- **WHAT IS REQUIRED**: Reproduce every line of the listing below without any change.

++++++++++++++++++++

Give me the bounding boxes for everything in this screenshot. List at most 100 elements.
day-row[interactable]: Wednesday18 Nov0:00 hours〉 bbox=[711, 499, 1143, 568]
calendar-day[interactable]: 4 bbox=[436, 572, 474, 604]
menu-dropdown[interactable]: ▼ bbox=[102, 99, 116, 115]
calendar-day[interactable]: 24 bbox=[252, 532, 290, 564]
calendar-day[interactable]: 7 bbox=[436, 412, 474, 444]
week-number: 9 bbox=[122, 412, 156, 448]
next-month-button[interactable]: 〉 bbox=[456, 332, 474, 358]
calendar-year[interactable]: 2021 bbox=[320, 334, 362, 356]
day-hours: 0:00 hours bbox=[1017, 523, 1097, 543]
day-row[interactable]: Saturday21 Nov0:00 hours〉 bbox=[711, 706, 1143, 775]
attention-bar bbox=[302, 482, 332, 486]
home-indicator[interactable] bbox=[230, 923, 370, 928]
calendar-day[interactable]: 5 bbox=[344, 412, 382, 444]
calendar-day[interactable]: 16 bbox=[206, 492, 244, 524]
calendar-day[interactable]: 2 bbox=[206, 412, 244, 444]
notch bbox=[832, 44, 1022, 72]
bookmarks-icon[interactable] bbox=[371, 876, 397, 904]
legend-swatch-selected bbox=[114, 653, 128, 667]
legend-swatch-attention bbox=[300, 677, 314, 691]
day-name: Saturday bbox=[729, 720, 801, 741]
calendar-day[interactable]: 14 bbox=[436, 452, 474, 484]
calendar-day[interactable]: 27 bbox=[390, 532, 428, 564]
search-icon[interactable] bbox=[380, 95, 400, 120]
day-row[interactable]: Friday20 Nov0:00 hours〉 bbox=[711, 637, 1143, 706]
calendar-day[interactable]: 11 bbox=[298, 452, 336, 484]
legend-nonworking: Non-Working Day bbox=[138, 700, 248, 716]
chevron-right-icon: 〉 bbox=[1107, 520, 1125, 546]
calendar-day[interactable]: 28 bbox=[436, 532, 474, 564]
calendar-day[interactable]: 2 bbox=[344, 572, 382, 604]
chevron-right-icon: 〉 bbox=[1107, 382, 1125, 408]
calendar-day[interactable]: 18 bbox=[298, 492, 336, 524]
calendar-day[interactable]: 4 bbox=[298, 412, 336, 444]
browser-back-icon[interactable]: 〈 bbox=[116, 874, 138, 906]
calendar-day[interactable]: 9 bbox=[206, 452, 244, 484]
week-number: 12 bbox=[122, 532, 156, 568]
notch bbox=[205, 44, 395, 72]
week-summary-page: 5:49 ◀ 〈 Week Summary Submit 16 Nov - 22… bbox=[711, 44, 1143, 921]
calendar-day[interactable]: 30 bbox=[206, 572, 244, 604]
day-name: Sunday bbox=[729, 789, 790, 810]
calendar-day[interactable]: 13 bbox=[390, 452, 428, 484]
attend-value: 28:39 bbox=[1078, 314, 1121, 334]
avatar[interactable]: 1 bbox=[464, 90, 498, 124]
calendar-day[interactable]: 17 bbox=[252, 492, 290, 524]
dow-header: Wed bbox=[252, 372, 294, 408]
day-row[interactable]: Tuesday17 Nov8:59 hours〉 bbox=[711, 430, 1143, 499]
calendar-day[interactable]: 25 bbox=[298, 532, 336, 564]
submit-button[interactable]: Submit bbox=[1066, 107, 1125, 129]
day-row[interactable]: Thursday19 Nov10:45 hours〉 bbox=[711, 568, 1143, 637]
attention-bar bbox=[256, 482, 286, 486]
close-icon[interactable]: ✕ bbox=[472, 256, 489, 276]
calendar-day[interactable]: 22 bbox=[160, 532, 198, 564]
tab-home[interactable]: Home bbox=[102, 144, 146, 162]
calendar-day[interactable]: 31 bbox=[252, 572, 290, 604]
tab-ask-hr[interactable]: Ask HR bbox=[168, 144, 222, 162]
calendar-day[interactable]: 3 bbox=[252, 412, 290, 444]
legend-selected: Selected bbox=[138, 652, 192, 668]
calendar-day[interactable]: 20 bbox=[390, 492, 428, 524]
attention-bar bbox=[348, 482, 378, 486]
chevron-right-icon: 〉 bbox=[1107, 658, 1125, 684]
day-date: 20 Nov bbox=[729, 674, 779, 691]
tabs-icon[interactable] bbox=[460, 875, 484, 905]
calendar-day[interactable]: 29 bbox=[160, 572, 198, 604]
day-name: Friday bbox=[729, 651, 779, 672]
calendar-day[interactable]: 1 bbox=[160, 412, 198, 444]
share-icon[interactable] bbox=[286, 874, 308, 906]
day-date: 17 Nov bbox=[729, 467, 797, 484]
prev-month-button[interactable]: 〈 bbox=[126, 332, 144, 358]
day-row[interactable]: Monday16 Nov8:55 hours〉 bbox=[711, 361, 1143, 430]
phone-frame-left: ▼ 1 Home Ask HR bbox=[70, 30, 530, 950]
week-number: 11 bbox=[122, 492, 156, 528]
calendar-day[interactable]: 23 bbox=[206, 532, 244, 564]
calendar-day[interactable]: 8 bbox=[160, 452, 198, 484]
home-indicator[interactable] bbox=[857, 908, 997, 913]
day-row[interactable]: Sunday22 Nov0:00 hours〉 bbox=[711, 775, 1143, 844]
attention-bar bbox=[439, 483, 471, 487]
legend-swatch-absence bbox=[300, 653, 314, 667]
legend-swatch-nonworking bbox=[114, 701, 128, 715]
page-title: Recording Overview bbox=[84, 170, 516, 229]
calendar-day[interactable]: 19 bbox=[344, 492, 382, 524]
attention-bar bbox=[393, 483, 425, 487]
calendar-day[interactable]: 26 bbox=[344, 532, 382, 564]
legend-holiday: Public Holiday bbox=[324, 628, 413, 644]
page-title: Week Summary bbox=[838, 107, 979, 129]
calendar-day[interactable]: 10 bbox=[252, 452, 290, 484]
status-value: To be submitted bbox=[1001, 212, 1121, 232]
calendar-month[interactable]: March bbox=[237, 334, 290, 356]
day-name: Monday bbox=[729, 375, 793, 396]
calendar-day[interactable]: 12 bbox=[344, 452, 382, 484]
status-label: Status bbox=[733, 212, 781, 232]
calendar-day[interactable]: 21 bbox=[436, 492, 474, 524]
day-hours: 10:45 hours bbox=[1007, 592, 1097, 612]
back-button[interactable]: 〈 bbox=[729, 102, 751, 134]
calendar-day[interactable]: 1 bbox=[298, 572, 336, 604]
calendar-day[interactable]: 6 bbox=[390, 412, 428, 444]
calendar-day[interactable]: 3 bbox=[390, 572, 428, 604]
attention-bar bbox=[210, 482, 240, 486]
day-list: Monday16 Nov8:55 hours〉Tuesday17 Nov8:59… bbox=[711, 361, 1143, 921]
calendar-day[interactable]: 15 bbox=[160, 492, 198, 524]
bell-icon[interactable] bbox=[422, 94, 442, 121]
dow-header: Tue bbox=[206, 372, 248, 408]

++++++++++++++++++++

- **RESPONSE TO THE TASK**:
Give me the bounding boxes for everything in this screenshot. List at most 100 elements.
day-row[interactable]: Wednesday18 Nov0:00 hours〉 bbox=[711, 499, 1143, 568]
calendar-day[interactable]: 4 bbox=[436, 572, 474, 604]
menu-dropdown[interactable]: ▼ bbox=[102, 99, 116, 115]
calendar-day[interactable]: 24 bbox=[252, 532, 290, 564]
calendar-day[interactable]: 7 bbox=[436, 412, 474, 444]
week-number: 9 bbox=[122, 412, 156, 448]
next-month-button[interactable]: 〉 bbox=[456, 332, 474, 358]
calendar-year[interactable]: 2021 bbox=[320, 334, 362, 356]
day-hours: 0:00 hours bbox=[1017, 523, 1097, 543]
day-row[interactable]: Saturday21 Nov0:00 hours〉 bbox=[711, 706, 1143, 775]
attention-bar bbox=[302, 482, 332, 486]
home-indicator[interactable] bbox=[230, 923, 370, 928]
calendar-day[interactable]: 5 bbox=[344, 412, 382, 444]
calendar-day[interactable]: 16 bbox=[206, 492, 244, 524]
calendar-day[interactable]: 2 bbox=[206, 412, 244, 444]
notch bbox=[832, 44, 1022, 72]
bookmarks-icon[interactable] bbox=[371, 876, 397, 904]
legend-swatch-selected bbox=[114, 653, 128, 667]
legend-swatch-attention bbox=[300, 677, 314, 691]
day-name: Saturday bbox=[729, 720, 801, 741]
calendar-day[interactable]: 14 bbox=[436, 452, 474, 484]
calendar-day[interactable]: 27 bbox=[390, 532, 428, 564]
search-icon[interactable] bbox=[380, 95, 400, 120]
day-row[interactable]: Friday20 Nov0:00 hours〉 bbox=[711, 637, 1143, 706]
calendar-day[interactable]: 11 bbox=[298, 452, 336, 484]
legend-nonworking: Non-Working Day bbox=[138, 700, 248, 716]
chevron-right-icon: 〉 bbox=[1107, 520, 1125, 546]
calendar-day[interactable]: 28 bbox=[436, 532, 474, 564]
calendar-day[interactable]: 2 bbox=[344, 572, 382, 604]
chevron-right-icon: 〉 bbox=[1107, 382, 1125, 408]
calendar-day[interactable]: 18 bbox=[298, 492, 336, 524]
calendar-day[interactable]: 4 bbox=[298, 412, 336, 444]
browser-back-icon[interactable]: 〈 bbox=[116, 874, 138, 906]
calendar-day[interactable]: 9 bbox=[206, 452, 244, 484]
week-number: 12 bbox=[122, 532, 156, 568]
notch bbox=[205, 44, 395, 72]
week-summary-page: 5:49 ◀ 〈 Week Summary Submit 16 Nov - 22… bbox=[711, 44, 1143, 921]
calendar-day[interactable]: 30 bbox=[206, 572, 244, 604]
day-name: Sunday bbox=[729, 789, 790, 810]
calendar-day[interactable]: 13 bbox=[390, 452, 428, 484]
attend-value: 28:39 bbox=[1078, 314, 1121, 334]
avatar[interactable]: 1 bbox=[464, 90, 498, 124]
calendar-day[interactable]: 17 bbox=[252, 492, 290, 524]
dow-header: Wed bbox=[252, 372, 294, 408]
day-row[interactable]: Tuesday17 Nov8:59 hours〉 bbox=[711, 430, 1143, 499]
calendar-day[interactable]: 25 bbox=[298, 532, 336, 564]
submit-button[interactable]: Submit bbox=[1066, 107, 1125, 129]
day-row[interactable]: Thursday19 Nov10:45 hours〉 bbox=[711, 568, 1143, 637]
attention-bar bbox=[256, 482, 286, 486]
close-icon[interactable]: ✕ bbox=[472, 256, 489, 276]
calendar-day[interactable]: 22 bbox=[160, 532, 198, 564]
tab-home[interactable]: Home bbox=[102, 144, 146, 162]
calendar-day[interactable]: 31 bbox=[252, 572, 290, 604]
tab-ask-hr[interactable]: Ask HR bbox=[168, 144, 222, 162]
calendar-day[interactable]: 3 bbox=[252, 412, 290, 444]
legend-selected: Selected bbox=[138, 652, 192, 668]
calendar-day[interactable]: 20 bbox=[390, 492, 428, 524]
attention-bar bbox=[348, 482, 378, 486]
chevron-right-icon: 〉 bbox=[1107, 658, 1125, 684]
day-date: 20 Nov bbox=[729, 674, 779, 691]
tabs-icon[interactable] bbox=[460, 875, 484, 905]
calendar-day[interactable]: 29 bbox=[160, 572, 198, 604]
day-name: Friday bbox=[729, 651, 779, 672]
calendar-day[interactable]: 1 bbox=[160, 412, 198, 444]
share-icon[interactable] bbox=[286, 874, 308, 906]
day-date: 17 Nov bbox=[729, 467, 797, 484]
prev-month-button[interactable]: 〈 bbox=[126, 332, 144, 358]
day-row[interactable]: Monday16 Nov8:55 hours〉 bbox=[711, 361, 1143, 430]
phone-frame-left: ▼ 1 Home Ask HR bbox=[70, 30, 530, 950]
week-number: 11 bbox=[122, 492, 156, 528]
calendar-day[interactable]: 23 bbox=[206, 532, 244, 564]
calendar-day[interactable]: 8 bbox=[160, 452, 198, 484]
home-indicator[interactable] bbox=[857, 908, 997, 913]
day-row[interactable]: Sunday22 Nov0:00 hours〉 bbox=[711, 775, 1143, 844]
attention-bar bbox=[439, 483, 471, 487]
legend-swatch-absence bbox=[300, 653, 314, 667]
legend-swatch-nonworking bbox=[114, 701, 128, 715]
page-title: Recording Overview bbox=[84, 170, 516, 229]
calendar-day[interactable]: 19 bbox=[344, 492, 382, 524]
attention-bar bbox=[393, 483, 425, 487]
calendar-day[interactable]: 26 bbox=[344, 532, 382, 564]
legend-holiday: Public Holiday bbox=[324, 628, 413, 644]
page-title: Week Summary bbox=[838, 107, 979, 129]
calendar-day[interactable]: 10 bbox=[252, 452, 290, 484]
status-value: To be submitted bbox=[1001, 212, 1121, 232]
calendar-month[interactable]: March bbox=[237, 334, 290, 356]
day-name: Monday bbox=[729, 375, 793, 396]
calendar-day[interactable]: 12 bbox=[344, 452, 382, 484]
status-label: Status bbox=[733, 212, 781, 232]
calendar-day[interactable]: 21 bbox=[436, 492, 474, 524]
day-hours: 10:45 hours bbox=[1007, 592, 1097, 612]
back-button[interactable]: 〈 bbox=[729, 102, 751, 134]
calendar-day[interactable]: 1 bbox=[298, 572, 336, 604]
calendar-day[interactable]: 6 bbox=[390, 412, 428, 444]
calendar-day[interactable]: 3 bbox=[390, 572, 428, 604]
attention-bar bbox=[210, 482, 240, 486]
day-list: Monday16 Nov8:55 hours〉Tuesday17 Nov8:59… bbox=[711, 361, 1143, 921]
calendar-day[interactable]: 15 bbox=[160, 492, 198, 524]
bell-icon[interactable] bbox=[422, 94, 442, 121]
dow-header: Tue bbox=[206, 372, 248, 408]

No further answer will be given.